*** Given data
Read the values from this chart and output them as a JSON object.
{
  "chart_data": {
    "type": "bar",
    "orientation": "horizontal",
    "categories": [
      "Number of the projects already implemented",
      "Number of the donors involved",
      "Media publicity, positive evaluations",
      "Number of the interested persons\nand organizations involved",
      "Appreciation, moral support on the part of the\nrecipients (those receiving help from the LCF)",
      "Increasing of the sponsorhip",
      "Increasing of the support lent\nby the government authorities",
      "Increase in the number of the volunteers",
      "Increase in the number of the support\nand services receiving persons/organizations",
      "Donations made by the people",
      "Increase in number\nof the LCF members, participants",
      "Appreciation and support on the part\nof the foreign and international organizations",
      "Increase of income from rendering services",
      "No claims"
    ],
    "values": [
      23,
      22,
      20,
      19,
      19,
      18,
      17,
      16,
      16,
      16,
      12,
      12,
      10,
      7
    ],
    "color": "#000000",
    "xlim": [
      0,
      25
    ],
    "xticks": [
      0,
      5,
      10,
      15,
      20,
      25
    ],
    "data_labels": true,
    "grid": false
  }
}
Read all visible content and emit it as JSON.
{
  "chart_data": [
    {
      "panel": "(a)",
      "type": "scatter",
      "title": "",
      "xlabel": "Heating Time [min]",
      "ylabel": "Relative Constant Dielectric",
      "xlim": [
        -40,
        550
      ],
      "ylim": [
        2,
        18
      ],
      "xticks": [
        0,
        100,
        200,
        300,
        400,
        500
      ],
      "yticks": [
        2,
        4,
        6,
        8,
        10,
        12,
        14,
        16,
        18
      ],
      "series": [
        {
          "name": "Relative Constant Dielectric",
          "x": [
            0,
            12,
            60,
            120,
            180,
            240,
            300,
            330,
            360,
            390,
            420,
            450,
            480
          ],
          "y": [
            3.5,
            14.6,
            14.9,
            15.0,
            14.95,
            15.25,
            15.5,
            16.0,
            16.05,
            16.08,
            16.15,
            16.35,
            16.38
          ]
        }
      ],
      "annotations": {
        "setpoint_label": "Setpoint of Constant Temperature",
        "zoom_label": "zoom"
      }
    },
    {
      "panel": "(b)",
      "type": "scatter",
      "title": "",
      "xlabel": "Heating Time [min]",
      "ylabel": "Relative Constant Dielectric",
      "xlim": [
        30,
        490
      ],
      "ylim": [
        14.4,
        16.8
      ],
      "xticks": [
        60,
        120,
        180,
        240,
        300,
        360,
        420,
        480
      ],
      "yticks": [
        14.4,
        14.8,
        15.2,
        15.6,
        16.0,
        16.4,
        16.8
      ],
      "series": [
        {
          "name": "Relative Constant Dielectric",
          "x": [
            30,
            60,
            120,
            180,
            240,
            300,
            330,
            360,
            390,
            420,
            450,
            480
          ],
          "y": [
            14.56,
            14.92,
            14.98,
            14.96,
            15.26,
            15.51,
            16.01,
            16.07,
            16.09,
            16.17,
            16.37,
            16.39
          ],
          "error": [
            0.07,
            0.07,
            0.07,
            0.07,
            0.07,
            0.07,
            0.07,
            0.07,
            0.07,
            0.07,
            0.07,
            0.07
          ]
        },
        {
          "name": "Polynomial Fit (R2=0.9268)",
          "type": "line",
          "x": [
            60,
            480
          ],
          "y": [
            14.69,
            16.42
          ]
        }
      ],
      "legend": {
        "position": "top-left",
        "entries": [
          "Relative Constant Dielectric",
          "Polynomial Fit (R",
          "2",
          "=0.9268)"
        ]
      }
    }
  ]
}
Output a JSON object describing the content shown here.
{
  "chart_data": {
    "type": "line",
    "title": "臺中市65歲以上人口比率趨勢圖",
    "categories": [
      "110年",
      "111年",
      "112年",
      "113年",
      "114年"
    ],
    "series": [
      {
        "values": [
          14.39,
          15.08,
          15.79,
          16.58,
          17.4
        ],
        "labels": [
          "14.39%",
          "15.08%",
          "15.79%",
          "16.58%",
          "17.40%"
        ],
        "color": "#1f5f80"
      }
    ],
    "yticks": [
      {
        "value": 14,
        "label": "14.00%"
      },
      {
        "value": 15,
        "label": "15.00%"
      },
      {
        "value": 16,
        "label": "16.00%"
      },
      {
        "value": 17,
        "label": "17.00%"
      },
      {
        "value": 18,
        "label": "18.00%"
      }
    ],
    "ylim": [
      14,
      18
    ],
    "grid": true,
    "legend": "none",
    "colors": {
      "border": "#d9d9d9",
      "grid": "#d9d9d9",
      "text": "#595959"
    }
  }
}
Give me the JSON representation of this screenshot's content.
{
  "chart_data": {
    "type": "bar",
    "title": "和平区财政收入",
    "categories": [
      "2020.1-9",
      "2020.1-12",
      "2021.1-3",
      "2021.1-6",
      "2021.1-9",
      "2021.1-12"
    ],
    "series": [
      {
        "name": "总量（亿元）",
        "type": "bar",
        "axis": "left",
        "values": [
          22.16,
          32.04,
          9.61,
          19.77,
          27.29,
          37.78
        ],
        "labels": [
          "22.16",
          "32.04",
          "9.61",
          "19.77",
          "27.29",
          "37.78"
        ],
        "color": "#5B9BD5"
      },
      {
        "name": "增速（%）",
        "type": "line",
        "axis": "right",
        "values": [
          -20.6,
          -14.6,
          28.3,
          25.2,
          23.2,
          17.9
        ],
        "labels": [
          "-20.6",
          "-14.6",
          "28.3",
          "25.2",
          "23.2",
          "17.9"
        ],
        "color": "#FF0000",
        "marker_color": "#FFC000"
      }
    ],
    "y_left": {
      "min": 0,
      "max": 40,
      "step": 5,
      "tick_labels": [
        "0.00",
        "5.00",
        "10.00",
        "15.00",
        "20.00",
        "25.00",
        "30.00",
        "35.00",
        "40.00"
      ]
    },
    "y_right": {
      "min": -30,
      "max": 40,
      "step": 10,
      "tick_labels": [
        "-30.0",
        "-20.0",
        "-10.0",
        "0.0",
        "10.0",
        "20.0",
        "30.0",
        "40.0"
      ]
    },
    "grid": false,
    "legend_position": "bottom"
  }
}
******
Make an exact copy of every line in the data.

* _Response_:
Read the values from this chart and output them as a JSON object.
{
  "chart_data": {
    "type": "bar",
    "orientation": "horizontal",
    "categories": [
      "Number of the projects already implemented",
      "Number of the donors involved",
      "Media publicity, positive evaluations",
      "Number of the interested persons\nand organizations involved",
      "Appreciation, moral support on the part of the\nrecipients (those receiving help from the LCF)",
      "Increasing of the sponsorhip",
      "Increasing of the support lent\nby the government authorities",
      "Increase in the number of the volunteers",
      "Increase in the number of the support\nand services receiving persons/organizations",
      "Donations made by the people",
      "Increase in number\nof the LCF members, participants",
      "Appreciation and support on the part\nof the foreign and international organizations",
      "Increase of income from rendering services",
      "No claims"
    ],
    "values": [
      23,
      22,
      20,
      19,
      19,
      18,
      17,
      16,
      16,
      16,
      12,
      12,
      10,
      7
    ],
    "color": "#000000",
    "xlim": [
      0,
      25
    ],
    "xticks": [
      0,
      5,
      10,
      15,
      20,
      25
    ],
    "data_labels": true,
    "grid": false
  }
}
Read all visible content and emit it as JSON.
{
  "chart_data": [
    {
      "panel": "(a)",
      "type": "scatter",
      "title": "",
      "xlabel": "Heating Time [min]",
      "ylabel": "Relative Constant Dielectric",
      "xlim": [
        -40,
        550
      ],
      "ylim": [
        2,
        18
      ],
      "xticks": [
        0,
        100,
        200,
        300,
        400,
        500
      ],
      "yticks": [
        2,
        4,
        6,
        8,
        10,
        12,
        14,
        16,
        18
      ],
      "series": [
        {
          "name": "Relative Constant Dielectric",
          "x": [
            0,
            12,
            60,
            120,
            180,
            240,
            300,
            330,
            360,
            390,
            420,
            450,
            480
          ],
          "y": [
            3.5,
            14.6,
            14.9,
            15.0,
            14.95,
            15.25,
            15.5,
            16.0,
            16.05,
            16.08,
            16.15,
            16.35,
            16.38
          ]
        }
      ],
      "annotations": {
        "setpoint_label": "Setpoint of Constant Temperature",
        "zoom_label": "zoom"
      }
    },
    {
      "panel": "(b)",
      "type": "scatter",
      "title": "",
      "xlabel": "Heating Time [min]",
      "ylabel": "Relative Constant Dielectric",
      "xlim": [
        30,
        490
      ],
      "ylim": [
        14.4,
        16.8
      ],
      "xticks": [
        60,
        120,
        180,
        240,
        300,
        360,
        420,
        480
      ],
      "yticks": [
        14.4,
        14.8,
        15.2,
        15.6,
        16.0,
        16.4,
        16.8
      ],
      "series": [
        {
          "name": "Relative Constant Dielectric",
          "x": [
            30,
            60,
            120,
            180,
            240,
            300,
            330,
            360,
            390,
            420,
            450,
            480
          ],
          "y": [
            14.56,
            14.92,
            14.98,
            14.96,
            15.26,
            15.51,
            16.01,
            16.07,
            16.09,
            16.17,
            16.37,
            16.39
          ],
          "error": [
            0.07,
            0.07,
            0.07,
            0.07,
            0.07,
            0.07,
            0.07,
            0.07,
            0.07,
            0.07,
            0.07,
            0.07
          ]
        },
        {
          "name": "Polynomial Fit (R2=0.9268)",
          "type": "line",
          "x": [
            60,
            480
          ],
          "y": [
            14.69,
            16.42
          ]
        }
      ],
      "legend": {
        "position": "top-left",
        "entries": [
          "Relative Constant Dielectric",
          "Polynomial Fit (R",
          "2",
          "=0.9268)"
        ]
      }
    }
  ]
}
Output a JSON object describing the content shown here.
{
  "chart_data": {
    "type": "line",
    "title": "臺中市65歲以上人口比率趨勢圖",
    "categories": [
      "110年",
      "111年",
      "112年",
      "113年",
      "114年"
    ],
    "series": [
      {
        "values": [
          14.39,
          15.08,
          15.79,
          16.58,
          17.4
        ],
        "labels": [
          "14.39%",
          "15.08%",
          "15.79%",
          "16.58%",
          "17.40%"
        ],
        "color": "#1f5f80"
      }
    ],
    "yticks": [
      {
        "value": 14,
        "label": "14.00%"
      },
      {
        "value": 15,
        "label": "15.00%"
      },
      {
        "value": 16,
        "label": "16.00%"
      },
      {
        "value": 17,
        "label": "17.00%"
      },
      {
        "value": 18,
        "label": "18.00%"
      }
    ],
    "ylim": [
      14,
      18
    ],
    "grid": true,
    "legend": "none",
    "colors": {
      "border": "#d9d9d9",
      "grid": "#d9d9d9",
      "text": "#595959"
    }
  }
}
Give me the JSON representation of this screenshot's content.
{
  "chart_data": {
    "type": "bar",
    "title": "和平区财政收入",
    "categories": [
      "2020.1-9",
      "2020.1-12",
      "2021.1-3",
      "2021.1-6",
      "2021.1-9",
      "2021.1-12"
    ],
    "series": [
      {
        "name": "总量（亿元）",
        "type": "bar",
        "axis": "left",
        "values": [
          22.16,
          32.04,
          9.61,
          19.77,
          27.29,
          37.78
        ],
        "labels": [
          "22.16",
          "32.04",
          "9.61",
          "19.77",
          "27.29",
          "37.78"
        ],
        "color": "#5B9BD5"
      },
      {
        "name": "增速（%）",
        "type": "line",
        "axis": "right",
        "values": [
          -20.6,
          -14.6,
          28.3,
          25.2,
          23.2,
          17.9
        ],
        "labels": [
          "-20.6",
          "-14.6",
          "28.3",
          "25.2",
          "23.2",
          "17.9"
        ],
        "color": "#FF0000",
        "marker_color": "#FFC000"
      }
    ],
    "y_left": {
      "min": 0,
      "max": 40,
      "step": 5,
      "tick_labels": [
        "0.00",
        "5.00",
        "10.00",
        "15.00",
        "20.00",
        "25.00",
        "30.00",
        "35.00",
        "40.00"
      ]
    },
    "y_right": {
      "min": -30,
      "max": 40,
      "step": 10,
      "tick_labels": [
        "-30.0",
        "-20.0",
        "-10.0",
        "0.0",
        "10.0",
        "20.0",
        "30.0",
        "40.0"
      ]
    },
    "grid": false,
    "legend_position": "bottom"
  }
}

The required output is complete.